### PROMPT
Look through the data and write out every line with the word "title" in it.

----- DATA FOR THIS TASK

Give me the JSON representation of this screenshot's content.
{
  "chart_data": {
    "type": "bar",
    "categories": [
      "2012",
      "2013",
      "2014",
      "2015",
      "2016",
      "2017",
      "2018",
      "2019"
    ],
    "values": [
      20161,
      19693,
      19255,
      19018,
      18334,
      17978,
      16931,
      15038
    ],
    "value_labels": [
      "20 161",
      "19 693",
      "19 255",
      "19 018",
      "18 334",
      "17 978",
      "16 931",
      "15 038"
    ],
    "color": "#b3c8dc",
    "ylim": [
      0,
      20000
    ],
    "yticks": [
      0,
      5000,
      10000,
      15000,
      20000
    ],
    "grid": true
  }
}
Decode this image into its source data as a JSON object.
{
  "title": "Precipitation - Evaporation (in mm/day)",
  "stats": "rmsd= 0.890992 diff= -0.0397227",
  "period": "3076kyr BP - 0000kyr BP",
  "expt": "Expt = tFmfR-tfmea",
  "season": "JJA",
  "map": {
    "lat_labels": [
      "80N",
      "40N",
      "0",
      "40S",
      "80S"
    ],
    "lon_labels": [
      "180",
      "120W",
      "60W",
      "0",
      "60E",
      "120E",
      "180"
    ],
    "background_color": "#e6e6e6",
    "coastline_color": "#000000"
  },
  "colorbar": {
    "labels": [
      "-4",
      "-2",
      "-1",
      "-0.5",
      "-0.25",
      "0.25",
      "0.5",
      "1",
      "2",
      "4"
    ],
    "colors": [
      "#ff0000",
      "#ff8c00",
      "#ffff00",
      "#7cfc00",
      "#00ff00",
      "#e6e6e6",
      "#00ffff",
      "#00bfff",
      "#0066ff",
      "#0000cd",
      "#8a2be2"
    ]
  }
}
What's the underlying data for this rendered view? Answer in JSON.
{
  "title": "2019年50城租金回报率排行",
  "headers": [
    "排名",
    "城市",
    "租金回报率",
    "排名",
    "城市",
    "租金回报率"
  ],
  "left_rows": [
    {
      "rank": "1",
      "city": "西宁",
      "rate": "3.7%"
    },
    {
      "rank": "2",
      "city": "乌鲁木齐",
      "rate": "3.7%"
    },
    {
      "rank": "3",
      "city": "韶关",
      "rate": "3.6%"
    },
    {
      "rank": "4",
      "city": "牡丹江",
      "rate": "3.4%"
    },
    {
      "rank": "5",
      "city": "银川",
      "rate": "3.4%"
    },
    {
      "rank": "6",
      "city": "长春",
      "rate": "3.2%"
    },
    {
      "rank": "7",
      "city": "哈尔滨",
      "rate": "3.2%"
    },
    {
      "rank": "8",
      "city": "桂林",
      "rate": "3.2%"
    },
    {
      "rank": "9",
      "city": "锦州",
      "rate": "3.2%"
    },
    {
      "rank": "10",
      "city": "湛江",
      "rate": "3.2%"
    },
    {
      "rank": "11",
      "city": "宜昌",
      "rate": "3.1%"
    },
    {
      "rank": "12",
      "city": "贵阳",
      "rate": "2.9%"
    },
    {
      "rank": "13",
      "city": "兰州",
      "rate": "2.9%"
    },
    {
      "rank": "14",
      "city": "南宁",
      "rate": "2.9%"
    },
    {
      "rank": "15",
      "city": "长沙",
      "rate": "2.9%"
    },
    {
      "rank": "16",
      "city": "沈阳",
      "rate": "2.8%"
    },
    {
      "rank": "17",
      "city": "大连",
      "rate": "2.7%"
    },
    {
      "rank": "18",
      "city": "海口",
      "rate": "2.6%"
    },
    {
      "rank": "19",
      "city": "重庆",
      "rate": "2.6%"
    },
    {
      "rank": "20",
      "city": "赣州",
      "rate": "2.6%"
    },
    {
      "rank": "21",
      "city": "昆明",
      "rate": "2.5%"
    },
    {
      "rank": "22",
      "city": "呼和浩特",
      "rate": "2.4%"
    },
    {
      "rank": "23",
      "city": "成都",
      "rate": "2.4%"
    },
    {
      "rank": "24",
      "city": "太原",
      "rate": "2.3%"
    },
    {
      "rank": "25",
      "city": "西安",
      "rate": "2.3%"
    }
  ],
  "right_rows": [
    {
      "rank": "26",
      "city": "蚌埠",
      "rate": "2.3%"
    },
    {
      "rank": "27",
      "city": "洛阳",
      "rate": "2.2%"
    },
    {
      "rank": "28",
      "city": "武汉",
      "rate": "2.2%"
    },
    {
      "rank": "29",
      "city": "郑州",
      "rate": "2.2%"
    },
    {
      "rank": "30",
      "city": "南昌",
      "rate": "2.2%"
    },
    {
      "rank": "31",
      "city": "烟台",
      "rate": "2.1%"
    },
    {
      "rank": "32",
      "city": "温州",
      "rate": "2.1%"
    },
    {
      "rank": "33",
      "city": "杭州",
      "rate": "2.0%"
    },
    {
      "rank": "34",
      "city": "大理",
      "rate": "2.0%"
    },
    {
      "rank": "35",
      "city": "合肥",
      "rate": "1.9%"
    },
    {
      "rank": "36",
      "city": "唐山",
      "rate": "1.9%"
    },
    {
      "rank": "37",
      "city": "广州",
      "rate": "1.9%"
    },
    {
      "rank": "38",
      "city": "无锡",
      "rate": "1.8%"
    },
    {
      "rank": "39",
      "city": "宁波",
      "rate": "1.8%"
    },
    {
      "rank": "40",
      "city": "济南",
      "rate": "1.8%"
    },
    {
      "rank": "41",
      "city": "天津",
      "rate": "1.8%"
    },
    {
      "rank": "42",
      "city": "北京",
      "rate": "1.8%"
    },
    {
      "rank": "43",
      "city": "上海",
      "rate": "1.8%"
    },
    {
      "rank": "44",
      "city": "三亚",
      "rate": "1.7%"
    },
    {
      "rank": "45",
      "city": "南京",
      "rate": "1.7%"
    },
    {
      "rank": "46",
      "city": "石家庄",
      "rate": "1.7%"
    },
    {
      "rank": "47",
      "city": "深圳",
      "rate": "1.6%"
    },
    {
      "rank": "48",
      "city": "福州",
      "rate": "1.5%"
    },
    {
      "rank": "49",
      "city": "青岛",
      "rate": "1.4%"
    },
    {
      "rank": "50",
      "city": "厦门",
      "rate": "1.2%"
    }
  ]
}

----------

### TASK RESULT
  "title": "Precipitation - Evaporation (in mm/day)",
  "title": "2019年50城租金回报率排行",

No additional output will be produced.